* [Exercise]: Identify and pull out each line of the entries in which "JSON" occurs.

Dataset rows about figures:
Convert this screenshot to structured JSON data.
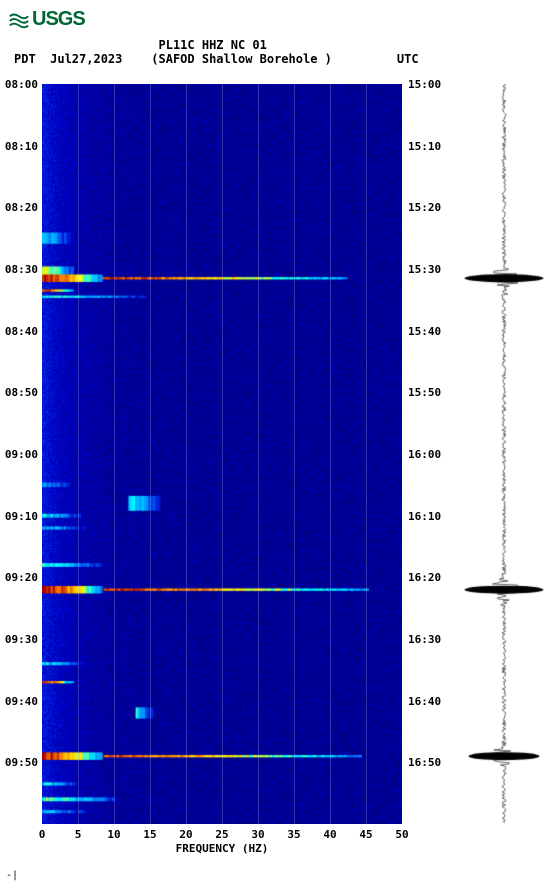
{
  "logo": {
    "text": "USGS",
    "color": "#006633"
  },
  "header": {
    "title1_prefix": "PDT  Jul27,2023",
    "station": "PL11C HHZ NC 01",
    "location": "(SAFOD Shallow Borehole )",
    "tz_right": "UTC"
  },
  "chart": {
    "type": "spectrogram",
    "background_color": "#ffffff",
    "base_color": "#000088",
    "gridline_color": "rgba(200,200,255,0.25)",
    "xlabel": "FREQUENCY (HZ)",
    "xlim": [
      0,
      50
    ],
    "xtick_step": 5,
    "xticks": [
      "0",
      "5",
      "10",
      "15",
      "20",
      "25",
      "30",
      "35",
      "40",
      "45",
      "50"
    ],
    "time_start_pdt": "08:00",
    "time_end_pdt": "09:59",
    "time_start_utc": "15:00",
    "time_end_utc": "16:59",
    "ytick_step_minutes": 10,
    "yticks_left": [
      "08:00",
      "08:10",
      "08:20",
      "08:30",
      "08:40",
      "08:50",
      "09:00",
      "09:10",
      "09:20",
      "09:30",
      "09:40",
      "09:50"
    ],
    "yticks_right": [
      "15:00",
      "15:10",
      "15:20",
      "15:30",
      "15:40",
      "15:50",
      "16:00",
      "16:10",
      "16:20",
      "16:30",
      "16:40",
      "16:50"
    ],
    "colormap": {
      "stops": [
        {
          "val": 0.0,
          "color": "#000044"
        },
        {
          "val": 0.2,
          "color": "#0000cc"
        },
        {
          "val": 0.4,
          "color": "#0088ff"
        },
        {
          "val": 0.55,
          "color": "#00ffff"
        },
        {
          "val": 0.7,
          "color": "#ffff00"
        },
        {
          "val": 0.85,
          "color": "#ff8800"
        },
        {
          "val": 1.0,
          "color": "#aa0000"
        }
      ]
    },
    "events": [
      {
        "time_pdt": "08:25",
        "freq_range": [
          0,
          4
        ],
        "intensity": 0.45,
        "width": 0.015
      },
      {
        "time_pdt": "08:30.5",
        "freq_range": [
          0,
          4
        ],
        "intensity": 0.7,
        "width": 0.015
      },
      {
        "time_pdt": "08:31.5",
        "freq_range": [
          0,
          42
        ],
        "intensity": 0.98,
        "width": 0.003
      },
      {
        "time_pdt": "08:31.5",
        "freq_range": [
          0,
          8
        ],
        "intensity": 0.98,
        "width": 0.01
      },
      {
        "time_pdt": "08:33.5",
        "freq_range": [
          0,
          4
        ],
        "intensity": 0.95,
        "width": 0.003
      },
      {
        "time_pdt": "08:34.5",
        "freq_range": [
          0,
          14
        ],
        "intensity": 0.55,
        "width": 0.003
      },
      {
        "time_pdt": "09:05",
        "freq_range": [
          0,
          4
        ],
        "intensity": 0.4,
        "width": 0.006
      },
      {
        "time_pdt": "09:08",
        "freq_range": [
          12,
          16
        ],
        "intensity": 0.5,
        "width": 0.02
      },
      {
        "time_pdt": "09:10",
        "freq_range": [
          0,
          5
        ],
        "intensity": 0.5,
        "width": 0.005
      },
      {
        "time_pdt": "09:12",
        "freq_range": [
          0,
          6
        ],
        "intensity": 0.45,
        "width": 0.004
      },
      {
        "time_pdt": "09:18",
        "freq_range": [
          0,
          8
        ],
        "intensity": 0.55,
        "width": 0.005
      },
      {
        "time_pdt": "09:22",
        "freq_range": [
          0,
          45
        ],
        "intensity": 0.98,
        "width": 0.003
      },
      {
        "time_pdt": "09:22",
        "freq_range": [
          0,
          8
        ],
        "intensity": 0.98,
        "width": 0.01
      },
      {
        "time_pdt": "09:34",
        "freq_range": [
          0,
          6
        ],
        "intensity": 0.5,
        "width": 0.004
      },
      {
        "time_pdt": "09:37",
        "freq_range": [
          0,
          4
        ],
        "intensity": 0.95,
        "width": 0.003
      },
      {
        "time_pdt": "09:42",
        "freq_range": [
          13,
          15
        ],
        "intensity": 0.5,
        "width": 0.015
      },
      {
        "time_pdt": "09:49",
        "freq_range": [
          0,
          44
        ],
        "intensity": 0.95,
        "width": 0.003
      },
      {
        "time_pdt": "09:49",
        "freq_range": [
          0,
          8
        ],
        "intensity": 0.95,
        "width": 0.01
      },
      {
        "time_pdt": "09:53.5",
        "freq_range": [
          0,
          5
        ],
        "intensity": 0.5,
        "width": 0.004
      },
      {
        "time_pdt": "09:56",
        "freq_range": [
          0,
          10
        ],
        "intensity": 0.6,
        "width": 0.005
      },
      {
        "time_pdt": "09:58",
        "freq_range": [
          0,
          6
        ],
        "intensity": 0.45,
        "width": 0.004
      }
    ],
    "seismogram": {
      "baseline_color": "#000000",
      "big_spikes": [
        {
          "time_pdt": "08:31.5",
          "amplitude": 1.0
        },
        {
          "time_pdt": "09:22",
          "amplitude": 1.0
        },
        {
          "time_pdt": "09:49",
          "amplitude": 0.9
        }
      ],
      "noise_level": 0.05
    }
  },
  "footer_mark": "-|"
}
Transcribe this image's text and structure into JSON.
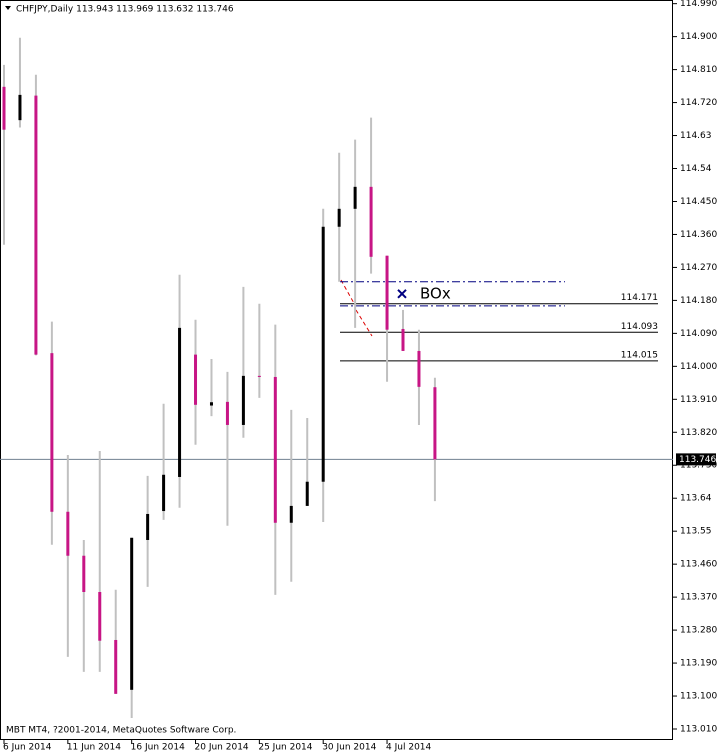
{
  "chart_data": {
    "type": "candlestick",
    "title": "CHFJPY,Daily  113.943 113.969 113.632 113.746",
    "footer": "MBT MT4, ?2001-2014, MetaQuotes Software Corp.",
    "categories": [
      "6 Jun 2014",
      null,
      null,
      null,
      "11 Jun 2014",
      null,
      null,
      null,
      "16 Jun 2014",
      null,
      null,
      null,
      "20 Jun 2014",
      null,
      null,
      null,
      "25 Jun 2014",
      null,
      null,
      null,
      "30 Jun 2014",
      null,
      null,
      null,
      "4 Jul 2014",
      null,
      null,
      null
    ],
    "open": [
      114.763,
      114.672,
      114.739,
      114.036,
      113.603,
      113.483,
      113.384,
      113.253,
      113.117,
      113.526,
      113.605,
      113.698,
      114.032,
      113.893,
      113.903,
      113.84,
      113.974,
      113.971,
      113.573,
      113.619,
      113.685,
      114.381,
      114.43,
      114.49,
      114.302,
      114.102,
      114.042,
      113.943
    ],
    "high": [
      114.823,
      114.897,
      114.796,
      114.122,
      113.758,
      113.526,
      113.769,
      113.39,
      113.532,
      113.701,
      113.898,
      114.25,
      114.127,
      114.02,
      113.985,
      114.217,
      114.171,
      114.114,
      113.881,
      113.859,
      114.43,
      114.583,
      114.619,
      114.679,
      114.302,
      114.154,
      114.1,
      113.969
    ],
    "low": [
      114.332,
      114.652,
      114.03,
      113.513,
      113.207,
      113.166,
      113.166,
      113.106,
      113.04,
      113.398,
      113.581,
      113.614,
      113.786,
      113.864,
      113.565,
      113.805,
      113.914,
      113.376,
      113.412,
      113.619,
      113.575,
      114.231,
      114.105,
      114.253,
      113.958,
      114.042,
      113.84,
      113.632
    ],
    "close": [
      114.646,
      114.741,
      114.032,
      113.603,
      113.483,
      113.384,
      113.251,
      113.106,
      113.532,
      113.597,
      113.704,
      114.105,
      113.895,
      113.902,
      113.84,
      113.974,
      113.971,
      113.573,
      113.619,
      113.685,
      114.381,
      114.43,
      114.49,
      114.299,
      114.1,
      114.042,
      113.944,
      113.746
    ],
    "up_color": "#000000",
    "down_color": "#c71585",
    "wick_color": "#c0c0c0",
    "ylim": [
      112.98,
      115.0
    ],
    "yticks": [
      {
        "value": 114.99,
        "label": "114.990"
      },
      {
        "value": 114.9,
        "label": "114.900"
      },
      {
        "value": 114.81,
        "label": "114.810"
      },
      {
        "value": 114.72,
        "label": "114.720"
      },
      114.63,
      114.54,
      {
        "value": 114.45,
        "label": "114.450"
      },
      {
        "value": 114.36,
        "label": "114.360"
      },
      {
        "value": 114.27,
        "label": "114.270"
      },
      {
        "value": 114.18,
        "label": "114.180"
      },
      {
        "value": 114.09,
        "label": "114.090"
      },
      {
        "value": 114.0,
        "label": "114.000"
      },
      {
        "value": 113.91,
        "label": "113.910"
      },
      {
        "value": 113.82,
        "label": "113.820"
      },
      {
        "value": 113.73,
        "label": "113.730"
      },
      113.64,
      113.55,
      {
        "value": 113.46,
        "label": "113.460"
      },
      {
        "value": 113.37,
        "label": "113.370"
      },
      {
        "value": 113.28,
        "label": "113.280"
      },
      {
        "value": 113.19,
        "label": "113.190"
      },
      {
        "value": 113.1,
        "label": "113.100"
      },
      {
        "value": 113.01,
        "label": "113.010"
      }
    ],
    "levels": [
      114.171,
      114.093,
      114.015
    ],
    "box_lines": [
      114.231,
      114.165
    ],
    "box_label": "BOx",
    "current_price": 113.746
  }
}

* [Worked answer]:
Convert this screenshot to structured JSON data.
Transcribe this image's text and structure into JSON.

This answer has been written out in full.